Return all lines where the word "Zeynep" can be found.

------------

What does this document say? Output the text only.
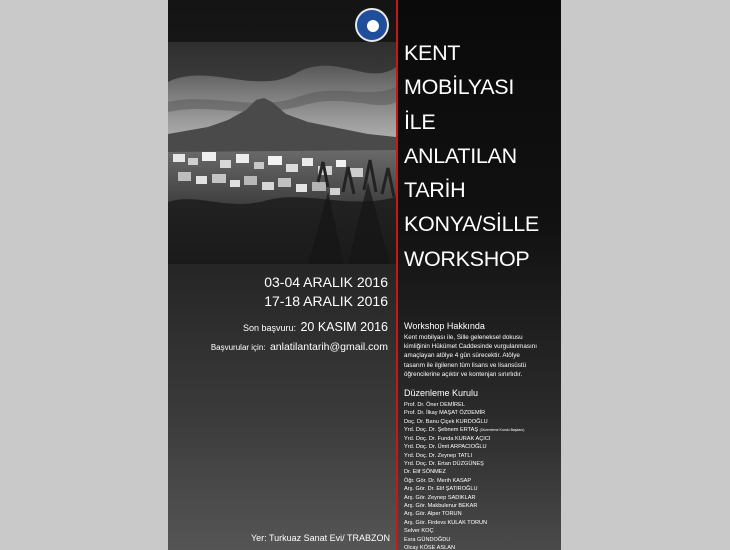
KENT
MOBİLYASI
İLE
ANLATILAN
TARİH
KONYA/SİLLE
WORKSHOP
03-04 ARALIK 2016
17-18 ARALIK 2016
Son başvuru: 20 KASIM 2016
Başvurular için: anlatilantarih@gmail.com
Yer: Turkuaz Sanat Evi/ TRABZON
Workshop Hakkında
Kent mobilyası ile, Sille geleneksel dokusu
kimliğinin Hükümet Caddesinde vurgulanmasını
amaçlayan atölye 4 gün sürecektir. Atölye
tasarım ile ilgilenen tüm lisans ve lisansüstü
öğrencilerine açıktır ve kontenjan sınırlıdır.
Düzenleme Kurulu
Prof. Dr. Öner DEMİREL
Prof. Dr. İlkay MAŞAT ÖZDEMİR
Doç. Dr. Banu Çiçek KURDOĞLU
Yrd. Doç. Dr. Şebnem ERTAŞ (Düzenleme Kurulu Başkanı)
Yrd. Doç. Dr. Funda KURAK AÇICI
Yrd. Doç. Dr. Ümit ARPACIOĞLU
Yrd. Doç. Dr. Zeynep TATLI
Yrd. Doç. Dr. Ertan DÜZGÜNEŞ
Dr. Elif SÖNMEZ
Öğr. Gör. Dr. Merih KASAP
Arş. Gör. Dr. Elif ŞATIROĞLU
Arş. Gör. Zeynep SADIKLAR
Arş. Gör. Makbulenur BEKAR
Arş. Gör. Alper TORUN
Arş. Gör. Firdevs KULAK TORUN
Selver KOÇ
Esra GÜNDOĞDU
Olcay KÖSE ASLAN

------------

Right answer —
Yrd. Doç. Dr. Zeynep TATLI
Arş. Gör. Zeynep SADIKLAR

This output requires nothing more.